— START OF DOCUMENT EXCERPT —
# Paper 29



© **Civil-Comp Press, 2019** Proceedings of the Sixth International Conference on Parallel, Distributed, GPU and Cloud Computing for Engineering, P. Iványi and B.H.V Topping (Editors) Civil-Comp Press, Stirlingshire, Scotland

# **Evaluation of FPGA-based motion estimation module for HEVC video coding standard**

O. LÓPEZ<sup>1</sup>, R. GUTIERREZ<sup>1</sup>, E. ALCOCER<sup>1</sup>, V. GALIANO<sup>1</sup>, H. MIGALLON<sup>1</sup>, G. VAN WALLENDAEL<sup>2</sup>, M.P. MALUMBRES<sup>1</sup>

<sup>1</sup>Miguel Hernández University, Spain

<sup>2</sup>N like like local states in P l

<sup>2</sup>Multimedia Lab Ghent University, Belgium

#### Abstract

Motion estimation is one of the most complex task of HEVC video encoder, requiring most of the encoding time mainly due to (a) a large set of Coding Tree Unit partitioning modes, (b) the presence of multiple reference frames, and (c) the varying size of Coding Units in comparison with its predecessor H264/AVC. Besides, HEVC uses Variable Block Size Motion Estimation to obtain advanced coding efficiency. In this work, we design and evaluate a hardware IME design when applied to a particular System-On-Chip platform, taking into account the impact on the Rate/Distortion performance when applying different CTU sizes and the effect of the DMA transfers in the CTU encoding time.

Results show that the overall video encoding time could be reduced a 77% when using our hardware IME module, being this kind of accelerators an interesting cost effective solution to speed-up last generation video encoders.

Keywords: HEVC, FPGA, video coding, motion estimation, special purpose hardware

### **1** Introduction

The High Efficiency Video Coding (HEVC) standard [1] was launched on January 2013 by the Joint Collaborative Team on Video Coding (JCT-VC) in order to replace the previous H.264/AVC [2] standard with the intention to overcome with nowadays and future multimedia market trends like 4K and 8K definition video content and high quality color depth at 10 bit. HEVC improves the coding efficiency over its predecessor (H.264/AVC) by a factor of almost twice for an equivalent visual quality [3].

Regarding complexity, HEVC encoder is several times more complex than the H.264/AVC encoder [4]. As in previous video standards, Motion Estimation (ME) is the most complex task of encoder, requiring more than 90% of the encoding time [5]. In HEVC, ME is even more complex due to several issues such as the use of a large set of Coding Tree Unit (CTU) partitioning modes and the presence of multiple reference frames in comparison with previous H264/AVC video coding standard. Besides, HEVC adopts Variable Block Size Motion

Estimation (VBSME) to obtain advanced coding efficiency, but it comes at the expense of an increment in the computational complexity.

Several hardware architectures has been proposed in the literature in order to speed up the HEVC ME module to reduce the overall encoder complexity. The Integer-pel Motion Estimation (IME) block is in charge of motion estimation and in most of the state-of-the-art proposals, the IME hardware architectures are only focused on the motion search algorithm since it takes most of the computational time of the IME block. Usually, the most used motion search algorithm in hardware implementations is the Full Search (FS) algorithm. It searches at all points of the established search area of a reference frame, and, as a consequence, it is able to provide an optimal result, obtaining a vector that minimizes the residual error of the current CTU prediction).
— END OF DOCUMENT EXCERPT —
**LIST OF TASKS**.
[a] According to the HEVC motion estimation paper, by what percentage could the hardware IME module reduce overall video encoding time?
[b] Extract the passage of the HEVC motion estimation paper from "The High Efficiency" to "visual quality [3].", copying it word for word.
The listing that comes next is separate material with no connection to the HEVC motion estimation paper.
— START OF ITEMS —
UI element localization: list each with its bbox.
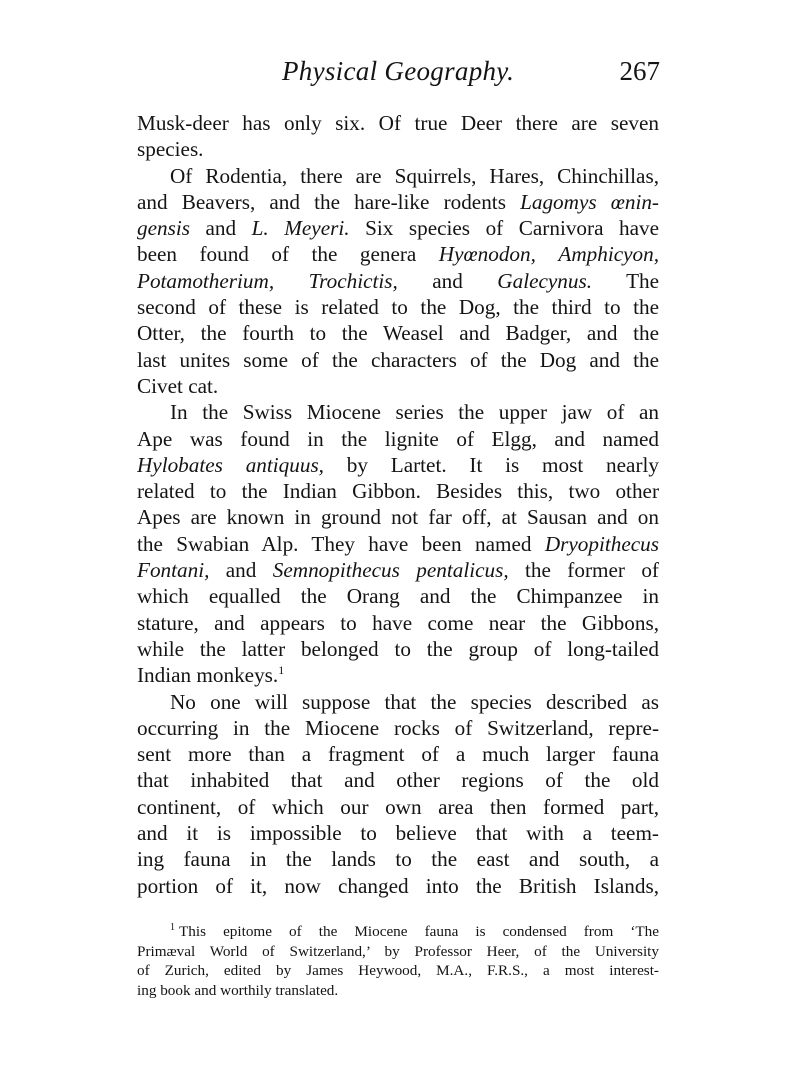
taxon-name: Trochictis, xyxy=(308,268,398,293)
footnote-reference: 1 xyxy=(278,663,285,678)
footnote-line: of Zurich, edited by James Heywood, M.A., F.R.S., a most interest- xyxy=(137,962,659,980)
text-line: while the latter belonged to the group of long-tailed xyxy=(137,636,659,661)
taxon-name: Hylobates antiquus, xyxy=(137,452,324,477)
text-line: species. xyxy=(137,137,204,162)
taxon-name: Lagomys œnin- xyxy=(520,189,659,214)
footnote xyxy=(137,922,659,1000)
taxon-name: gensis xyxy=(137,216,190,241)
text-line: sent more than a fragment of a much larger fauna xyxy=(137,742,659,767)
footnote-line: Primæval World of Switzerland,’ by Professor Heer, of the University xyxy=(137,942,659,960)
text-line: Of Rodentia, there are Squirrels, Hares, Chinchillas, xyxy=(170,163,659,188)
text-line: Ape was found in the lignite of Elgg, and named xyxy=(137,426,659,451)
taxon-name: Dryopithecus xyxy=(544,531,659,556)
text-line: Musk-deer has only six. Of true Deer there are seven xyxy=(137,111,659,135)
taxon-name: Hyœnodon, xyxy=(438,242,536,267)
footnote-line: ing book and worthily translated. xyxy=(137,981,339,999)
text-line: gensis and L. Meyeri. Six species of Carnivora have xyxy=(137,216,659,241)
text-line: and it is impossible to believe that with a teem- xyxy=(137,821,659,846)
running-title: Physical Geography. xyxy=(282,56,515,86)
text-line: Civet cat. xyxy=(137,373,219,398)
taxon-name: Semnopithecus pentalicus, xyxy=(272,558,509,583)
page-number: 267 xyxy=(619,56,660,86)
text-line: the Swabian Alp. They have been named Dryopithecus xyxy=(137,531,659,556)
text-line: related to the Indian Gibbon. Besides this, two other xyxy=(137,479,659,504)
taxon-name: Fontani, xyxy=(137,558,210,583)
footnote-marker: 1 xyxy=(170,922,175,933)
footnote-line: $^1$ This epitome of the Miocene fauna is condensed from ‘The xyxy=(170,922,659,940)
text-line: Potamotherium, Trochictis, and Galecynus. The xyxy=(137,268,659,293)
text-line: continent, of which our own area then formed part, xyxy=(137,794,659,819)
body-text xyxy=(137,110,659,899)
text-line: second of these is related to the Dog, the third to the xyxy=(137,295,659,320)
taxon-name: L. Meyeri. xyxy=(251,216,350,241)
text-line: Apes are known in ground not far off, at Sausan and on xyxy=(137,505,659,530)
running-header xyxy=(282,56,660,96)
text-line: ing fauna in the lands to the east and south, a xyxy=(137,847,659,872)
text-line: been found of the genera Hyœnodon, Amphicyon, xyxy=(137,242,659,267)
taxon-name: Amphicyon, xyxy=(558,242,659,267)
text-line: stature, and appears to have come near the Gibbons, xyxy=(137,610,659,635)
text-line: that inhabited that and other regions of the old xyxy=(137,768,659,793)
text-line: occurring in the Miocene rocks of Switzerland, repre- xyxy=(137,715,659,740)
taxon-name: Potamotherium, xyxy=(137,268,275,293)
text-line: In the Swiss Miocene series the upper jaw of an xyxy=(170,400,659,425)
taxon-name: Galecynus. xyxy=(497,268,593,293)
text-line: last unites some of the characters of the Dog and the xyxy=(137,347,659,372)
text-line: Otter, the fourth to the Weasel and Badger, and the xyxy=(137,321,659,346)
text-line: and Beavers, and the hare-like rodents Lagomys œnin- xyxy=(137,189,659,214)
text-line: which equalled the Orang and the Chimpanzee in xyxy=(137,584,659,609)
text-line: No one will suppose that the species described as xyxy=(170,689,659,714)
text-line: Hylobates antiquus, by Lartet. It is most nearly xyxy=(137,452,659,477)
text-line: Fontani, and Semnopithecus pentalicus, the former of xyxy=(137,558,659,583)
text-line: Indian monkeys.$^1$ xyxy=(137,663,285,688)
text-line: portion of it, now changed into the British Islands, xyxy=(137,873,659,898)
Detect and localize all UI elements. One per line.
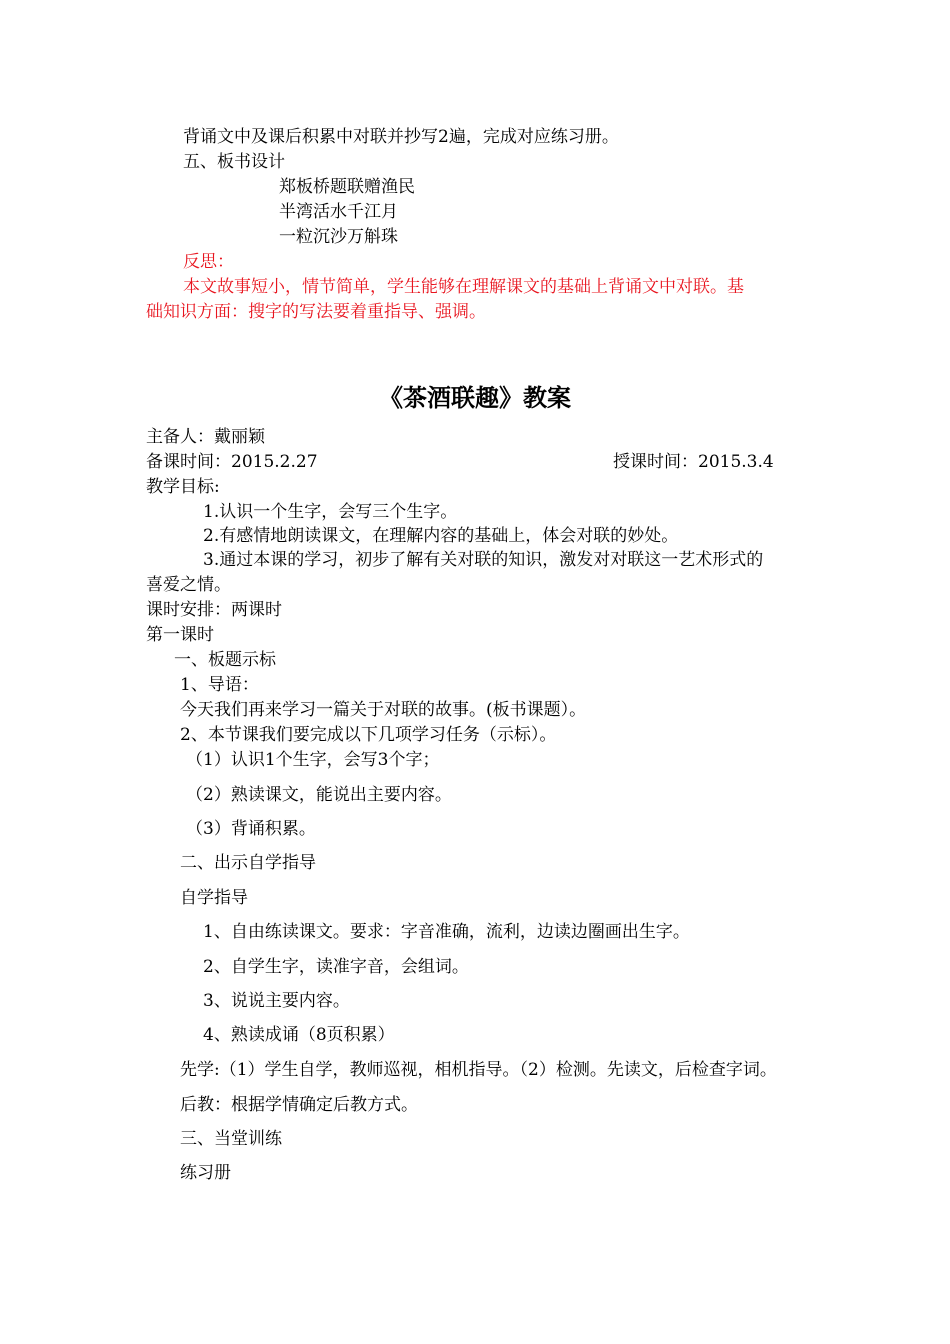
intro-text: 今天我们再来学习一篇关于对联的故事。(板书课题）。 bbox=[180, 700, 587, 720]
teach-after: 后教：根据学情确定后教方式。 bbox=[180, 1095, 418, 1115]
goal-item-continued: 喜爱之情。 bbox=[146, 575, 231, 595]
section-heading: 三、当堂训练 bbox=[180, 1129, 282, 1149]
self-study-item: 3、说说主要内容。 bbox=[203, 991, 350, 1011]
task-item: （3）背诵积累。 bbox=[186, 819, 316, 839]
goal-item: 3.通过本课的学习，初步了解有关对联的知识，激发对对联这一艺术形式的 bbox=[203, 550, 764, 570]
board-line: 半湾活水千江月 bbox=[279, 202, 398, 222]
section-heading: 一、板题示标 bbox=[174, 650, 276, 670]
task-item: （1）认识1个生字，会写3个字； bbox=[186, 750, 440, 770]
preparer: 主备人：戴丽颖 bbox=[146, 427, 265, 447]
board-line: 郑板桥题联赠渔民 bbox=[279, 177, 415, 197]
goal-item: 2.有感情地朗读课文，在理解内容的基础上，体会对联的妙处。 bbox=[203, 526, 679, 546]
prep-time: 备课时间：2015.2.27 bbox=[146, 452, 318, 472]
goal-item: 1.认识一个生字，会写三个生字。 bbox=[203, 502, 458, 522]
goals-label: 教学目标: bbox=[146, 477, 220, 497]
reflection-text: 础知识方面：搜字的写法要着重指导、强调。 bbox=[146, 302, 486, 322]
task-item: （2）熟读课文，能说出主要内容。 bbox=[186, 785, 452, 805]
first-period: 第一课时 bbox=[146, 625, 214, 645]
self-study-item: 1、自由练读课文。要求：字音准确，流利，边读边圈画出生字。 bbox=[203, 922, 690, 942]
board-design-heading: 五、板书设计 bbox=[183, 152, 285, 172]
self-study-label: 自学指导 bbox=[180, 888, 248, 908]
self-study-item: 4、熟读成诵（8页积累） bbox=[203, 1025, 395, 1045]
reflection-text: 本文故事短小，情节简单，学生能够在理解课文的基础上背诵文中对联。基 bbox=[183, 277, 744, 297]
intro-label: 1、导语： bbox=[180, 675, 259, 695]
schedule: 课时安排：两课时 bbox=[146, 600, 282, 620]
teach-time: 授课时间：2015.3.4 bbox=[613, 452, 774, 472]
self-study-item: 2、自学生字，读准字音，会组词。 bbox=[203, 957, 469, 977]
homework-text: 背诵文中及课后积累中对联并抄写2遍，完成对应练习册。 bbox=[183, 127, 619, 147]
reflection-label: 反思： bbox=[183, 252, 234, 272]
tasks-label: 2、本节课我们要完成以下几项学习任务（示标）。 bbox=[180, 725, 557, 745]
board-line: 一粒沉沙万斛珠 bbox=[279, 227, 398, 247]
lesson-title: 《茶酒联趣》教案 bbox=[379, 383, 571, 412]
workbook: 练习册 bbox=[180, 1163, 231, 1183]
section-heading: 二、出示自学指导 bbox=[180, 853, 316, 873]
learn-first: 先学:（1）学生自学，教师巡视，相机指导。（2）检测。先读文，后检查字词。 bbox=[180, 1060, 777, 1080]
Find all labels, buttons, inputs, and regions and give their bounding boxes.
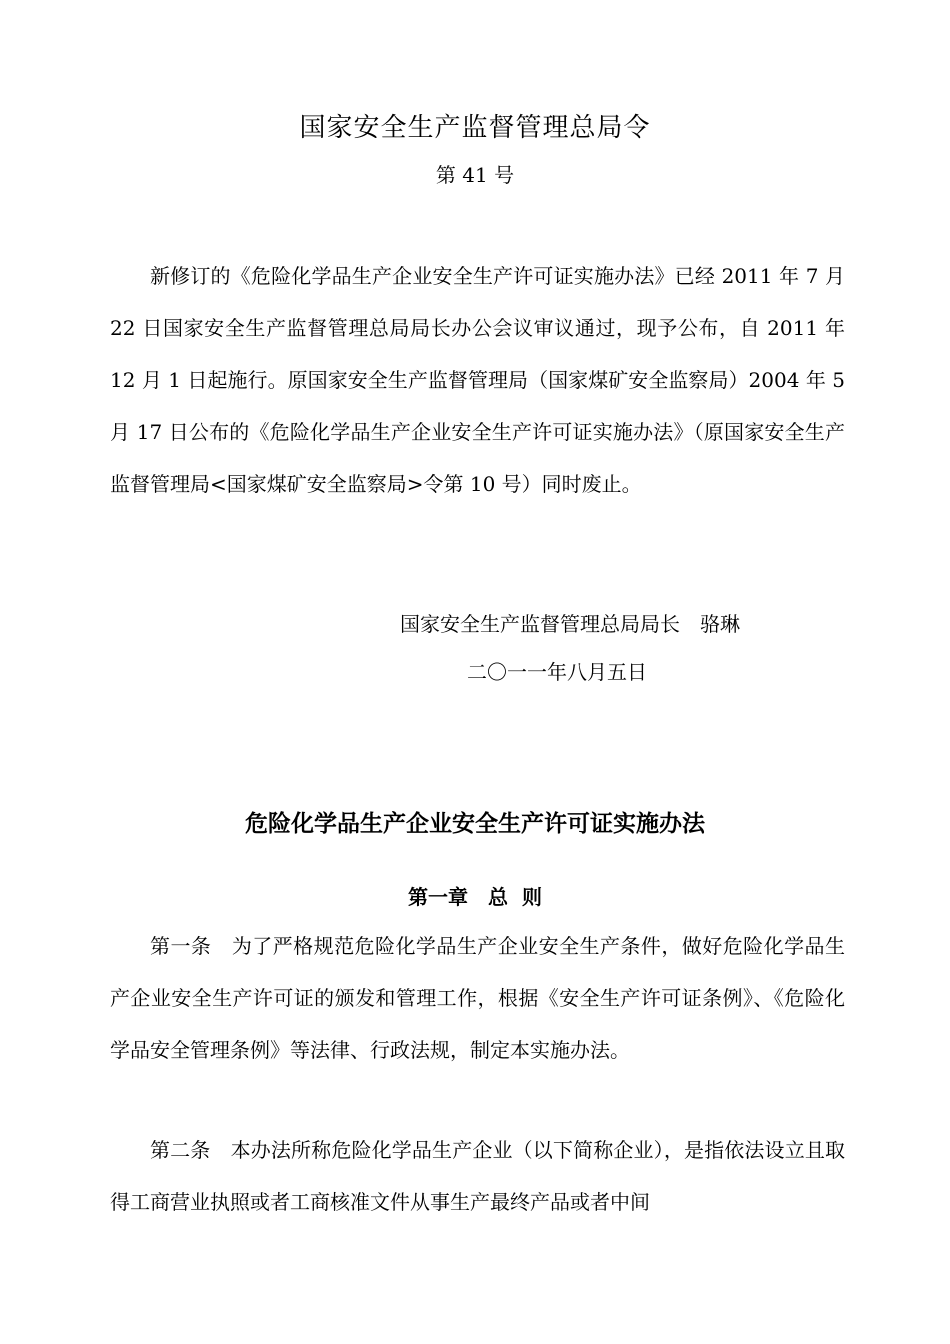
decree-date: 二〇一一年八月五日 [467,660,647,684]
chapter-heading: 第一章 总 则 [408,885,542,909]
regulation-title: 危险化学品生产企业安全生产许可证实施办法 [245,811,705,837]
decree-body-paragraph: 新修订的《危险化学品生产企业安全生产许可证实施办法》已经 2011 年 7 月 22 日国家安全生产监督管理总局局长办公会议审议通过，现予公布，自 2011 年 12 月 1 日起施行。原国家安全生产监督管理局（国家煤矿安全监察局）2004 年 5 月 17 日公布的《危险化学品生产企业安全生产许可证实施办法》（原国家安全生产监督管理局<国家煤矿安全监察局>令第 10 号）同时废止。 [110,264,845,496]
article-2-paragraph: 第二条 本办法所称危险化学品生产企业（以下简称企业），是指依法设立且取得工商营业执照或者工商核准文件从事生产最终产品或者中间 [110,1138,845,1214]
decree-number: 第 41 号 [435,163,515,187]
decree-title: 国家安全生产监督管理总局令 [299,113,651,143]
decree-signatory: 国家安全生产监督管理总局局长 骆琳 [400,612,740,636]
article-1-paragraph: 第一条 为了严格规范危险化学品生产企业安全生产条件，做好危险化学品生产企业安全生产许可证的颁发和管理工作，根据《安全生产许可证条例》、《危险化学品安全管理条例》等法律、行政法规，制定本实施办法。 [110,934,845,1062]
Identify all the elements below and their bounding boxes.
— END OF ITEMS —
**ANSWER LIST**.
[a] By 77%.

[b]
The High Efficiency Video Coding (HEVC) standard [1] was launched on January 2013 by the Joint Collaborative Team on Video Coding (JCT-VC) in order to replace the previous H.264/AVC [2] standard with the intention to overcome with nowadays and future multimedia market trends like 4K and 8K definition video content and high quality color depth at 10 bit. HEVC improves the coding efficiency over its predecessor (H.264/AVC) by a factor of almost twice for an equivalent visual quality [3].